INSTRUCTION: Exclude any images and output the remaining records exactly.

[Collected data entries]
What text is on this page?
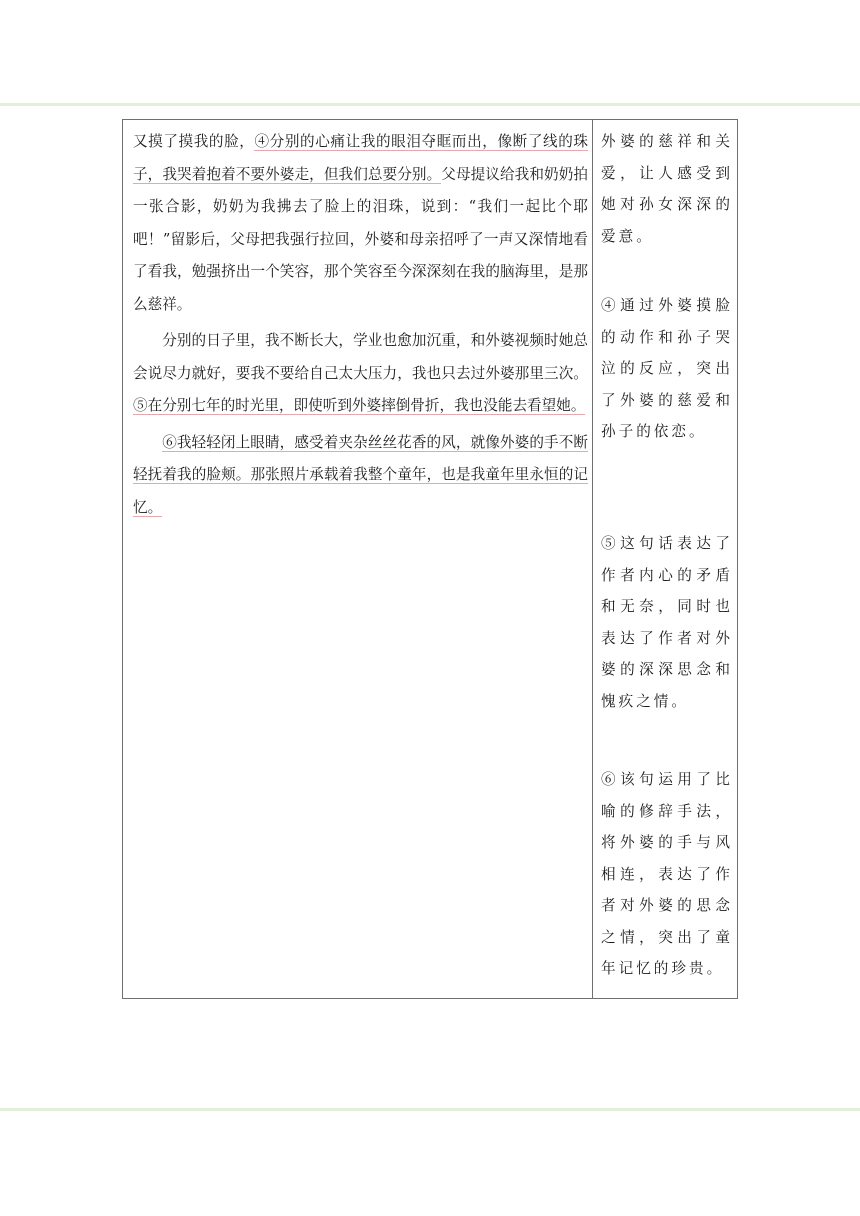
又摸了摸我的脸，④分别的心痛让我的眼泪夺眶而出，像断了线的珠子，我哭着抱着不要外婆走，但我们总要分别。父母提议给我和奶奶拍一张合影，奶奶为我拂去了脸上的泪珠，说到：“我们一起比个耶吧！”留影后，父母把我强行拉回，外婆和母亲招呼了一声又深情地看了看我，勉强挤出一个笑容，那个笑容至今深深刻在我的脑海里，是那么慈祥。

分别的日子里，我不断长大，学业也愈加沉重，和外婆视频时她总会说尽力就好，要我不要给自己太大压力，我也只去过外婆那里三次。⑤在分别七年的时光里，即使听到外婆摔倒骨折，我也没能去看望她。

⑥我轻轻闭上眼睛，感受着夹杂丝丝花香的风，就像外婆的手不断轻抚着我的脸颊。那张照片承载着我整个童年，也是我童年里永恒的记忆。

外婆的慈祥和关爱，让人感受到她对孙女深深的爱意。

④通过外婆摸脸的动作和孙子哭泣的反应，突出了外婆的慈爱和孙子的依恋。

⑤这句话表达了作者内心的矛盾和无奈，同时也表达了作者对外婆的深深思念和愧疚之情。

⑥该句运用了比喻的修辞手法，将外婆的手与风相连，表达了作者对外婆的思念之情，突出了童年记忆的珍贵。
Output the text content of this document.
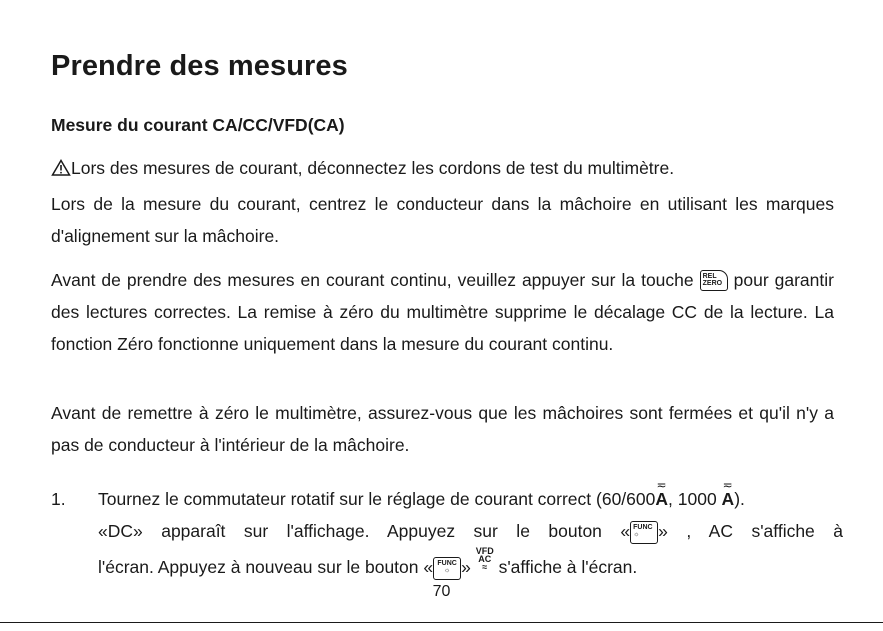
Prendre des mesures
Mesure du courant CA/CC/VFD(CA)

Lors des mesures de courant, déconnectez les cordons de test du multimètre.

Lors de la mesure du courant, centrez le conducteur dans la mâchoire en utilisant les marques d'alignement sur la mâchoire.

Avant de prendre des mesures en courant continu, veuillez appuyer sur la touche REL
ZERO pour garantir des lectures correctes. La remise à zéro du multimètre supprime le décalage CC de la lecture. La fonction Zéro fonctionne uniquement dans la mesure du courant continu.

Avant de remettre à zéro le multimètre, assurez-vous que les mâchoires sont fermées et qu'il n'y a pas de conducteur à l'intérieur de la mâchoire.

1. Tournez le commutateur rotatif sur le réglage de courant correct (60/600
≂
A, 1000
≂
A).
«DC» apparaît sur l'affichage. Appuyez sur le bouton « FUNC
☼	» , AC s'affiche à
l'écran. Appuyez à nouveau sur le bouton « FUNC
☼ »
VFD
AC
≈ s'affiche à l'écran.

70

CORRECT RESPONSE:
What text is on this page?
又摸了摸我的脸，④分别的心痛让我的眼泪夺眶而出，像断了线的珠子，我哭着抱着不要外婆走，但我们总要分别。父母提议给我和奶奶拍一张合影，奶奶为我拂去了脸上的泪珠，说到：“我们一起比个耶吧！”留影后，父母把我强行拉回，外婆和母亲招呼了一声又深情地看了看我，勉强挤出一个笑容，那个笑容至今深深刻在我的脑海里，是那么慈祥。

分别的日子里，我不断长大，学业也愈加沉重，和外婆视频时她总会说尽力就好，要我不要给自己太大压力，我也只去过外婆那里三次。⑤在分别七年的时光里，即使听到外婆摔倒骨折，我也没能去看望她。

⑥我轻轻闭上眼睛，感受着夹杂丝丝花香的风，就像外婆的手不断轻抚着我的脸颊。那张照片承载着我整个童年，也是我童年里永恒的记忆。

外婆的慈祥和关爱，让人感受到她对孙女深深的爱意。

④通过外婆摸脸的动作和孙子哭泣的反应，突出了外婆的慈爱和孙子的依恋。

⑤这句话表达了作者内心的矛盾和无奈，同时也表达了作者对外婆的深深思念和愧疚之情。

⑥该句运用了比喻的修辞手法，将外婆的手与风相连，表达了作者对外婆的思念之情，突出了童年记忆的珍贵。
Output the text content of this document.
Prendre des mesures
Mesure du courant CA/CC/VFD(CA)

Lors des mesures de courant, déconnectez les cordons de test du multimètre.

Lors de la mesure du courant, centrez le conducteur dans la mâchoire en utilisant les marques d'alignement sur la mâchoire.

Avant de prendre des mesures en courant continu, veuillez appuyer sur la touche REL
ZERO pour garantir des lectures correctes. La remise à zéro du multimètre supprime le décalage CC de la lecture. La fonction Zéro fonctionne uniquement dans la mesure du courant continu.

Avant de remettre à zéro le multimètre, assurez-vous que les mâchoires sont fermées et qu'il n'y a pas de conducteur à l'intérieur de la mâchoire.

1. Tournez le commutateur rotatif sur le réglage de courant correct (60/600
≂
A, 1000
≂
A).
«DC» apparaît sur l'affichage. Appuyez sur le bouton « FUNC
☼	» , AC s'affiche à
l'écran. Appuyez à nouveau sur le bouton « FUNC
☼ »
VFD
AC
≈ s'affiche à l'écran.

70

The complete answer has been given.